- [YOUR OBJECTIVE]: Leave out the images; return the rest of the data exactly.

--- Start INPUT RECORDS ---

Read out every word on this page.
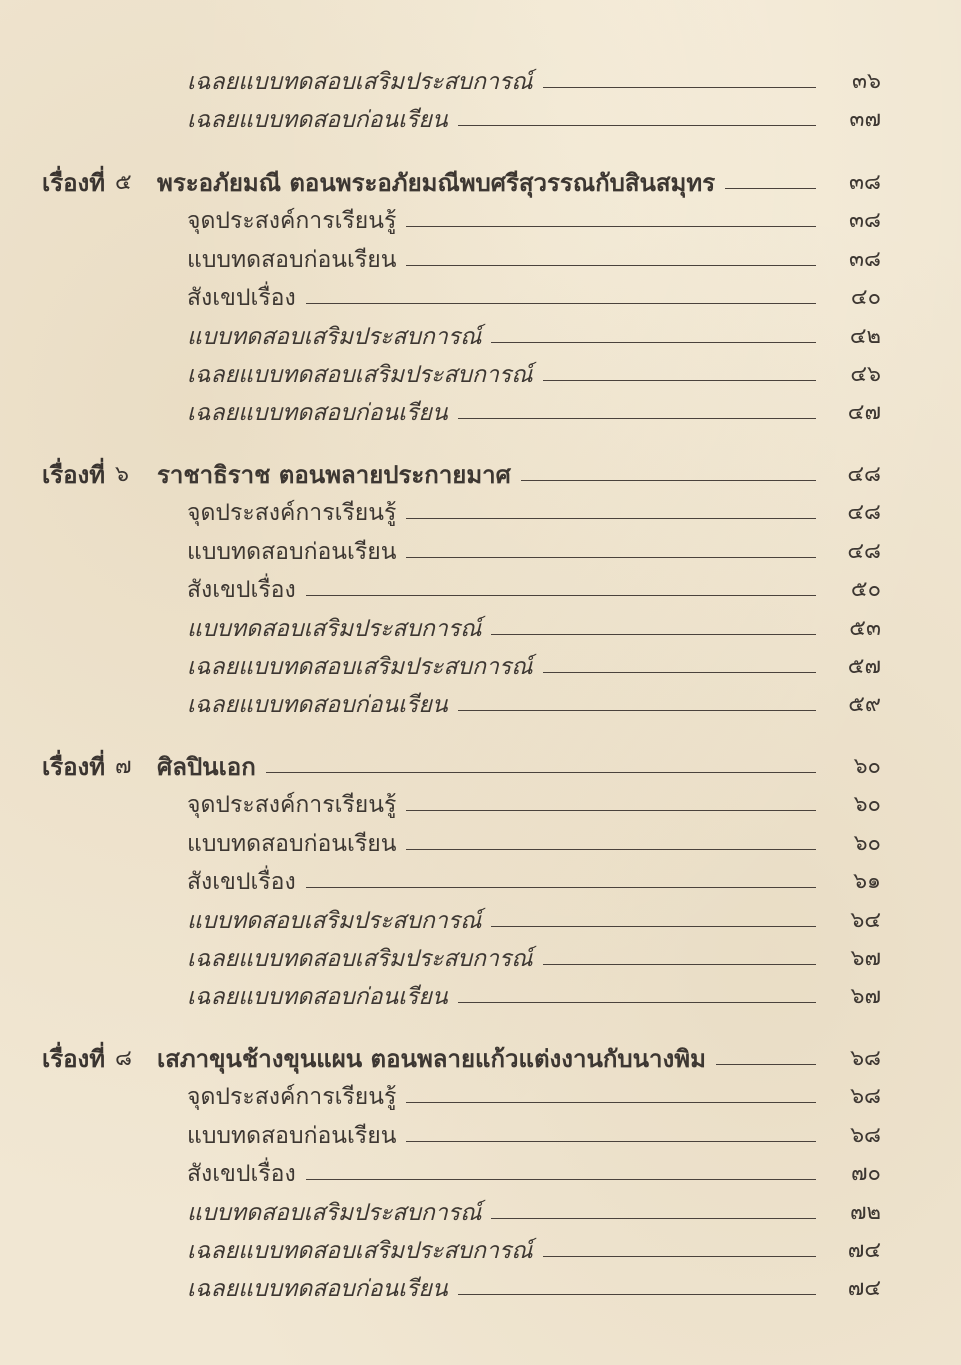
เฉลยแบบทดสอบเสริมประสบการณ์	๓๖
เฉลยแบบทดสอบก่อนเรียน	๓๗
เรื่องที่ ๕ พระอภัยมณี ตอนพระอภัยมณีพบศรีสุวรรณกับสินสมุทร	๓๘
จุดประสงค์การเรียนรู้	๓๘
แบบทดสอบก่อนเรียน	๓๘
สังเขปเรื่อง	๔๐
แบบทดสอบเสริมประสบการณ์	๔๒
เฉลยแบบทดสอบเสริมประสบการณ์	๔๖
เฉลยแบบทดสอบก่อนเรียน	๔๗
เรื่องที่ ๖ ราชาธิราช ตอนพลายประกายมาศ	๔๘
จุดประสงค์การเรียนรู้	๔๘
แบบทดสอบก่อนเรียน	๔๘
สังเขปเรื่อง	๕๐
แบบทดสอบเสริมประสบการณ์	๕๓
เฉลยแบบทดสอบเสริมประสบการณ์	๕๗
เฉลยแบบทดสอบก่อนเรียน	๕๙
เรื่องที่ ๗ ศิลปินเอก	๖๐
จุดประสงค์การเรียนรู้	๖๐
แบบทดสอบก่อนเรียน	๖๐
สังเขปเรื่อง	๖๑
แบบทดสอบเสริมประสบการณ์	๖๔
เฉลยแบบทดสอบเสริมประสบการณ์	๖๗
เฉลยแบบทดสอบก่อนเรียน	๖๗
เรื่องที่ ๘ เสภาขุนช้างขุนแผน ตอนพลายแก้วแต่งงานกับนางพิม	๖๘
จุดประสงค์การเรียนรู้	๖๘
แบบทดสอบก่อนเรียน	๖๘
สังเขปเรื่อง	๗๐
แบบทดสอบเสริมประสบการณ์	๗๒
เฉลยแบบทดสอบเสริมประสบการณ์	๗๔
เฉลยแบบทดสอบก่อนเรียน	๗๔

--- End INPUT RECORDS ---

- [COMPLETED EXERCISE]:
Read out every word on this page.
เฉลยแบบทดสอบเสริมประสบการณ์	๓๖
เฉลยแบบทดสอบก่อนเรียน	๓๗
เรื่องที่ ๕ พระอภัยมณี ตอนพระอภัยมณีพบศรีสุวรรณกับสินสมุทร	๓๘
จุดประสงค์การเรียนรู้	๓๘
แบบทดสอบก่อนเรียน	๓๘
สังเขปเรื่อง	๔๐
แบบทดสอบเสริมประสบการณ์	๔๒
เฉลยแบบทดสอบเสริมประสบการณ์	๔๖
เฉลยแบบทดสอบก่อนเรียน	๔๗
เรื่องที่ ๖ ราชาธิราช ตอนพลายประกายมาศ	๔๘
จุดประสงค์การเรียนรู้	๔๘
แบบทดสอบก่อนเรียน	๔๘
สังเขปเรื่อง	๕๐
แบบทดสอบเสริมประสบการณ์	๕๓
เฉลยแบบทดสอบเสริมประสบการณ์	๕๗
เฉลยแบบทดสอบก่อนเรียน	๕๙
เรื่องที่ ๗ ศิลปินเอก	๖๐
จุดประสงค์การเรียนรู้	๖๐
แบบทดสอบก่อนเรียน	๖๐
สังเขปเรื่อง	๖๑
แบบทดสอบเสริมประสบการณ์	๖๔
เฉลยแบบทดสอบเสริมประสบการณ์	๖๗
เฉลยแบบทดสอบก่อนเรียน	๖๗
เรื่องที่ ๘ เสภาขุนช้างขุนแผน ตอนพลายแก้วแต่งงานกับนางพิม	๖๘
จุดประสงค์การเรียนรู้	๖๘
แบบทดสอบก่อนเรียน	๖๘
สังเขปเรื่อง	๗๐
แบบทดสอบเสริมประสบการณ์	๗๒
เฉลยแบบทดสอบเสริมประสบการณ์	๗๔
เฉลยแบบทดสอบก่อนเรียน	๗๔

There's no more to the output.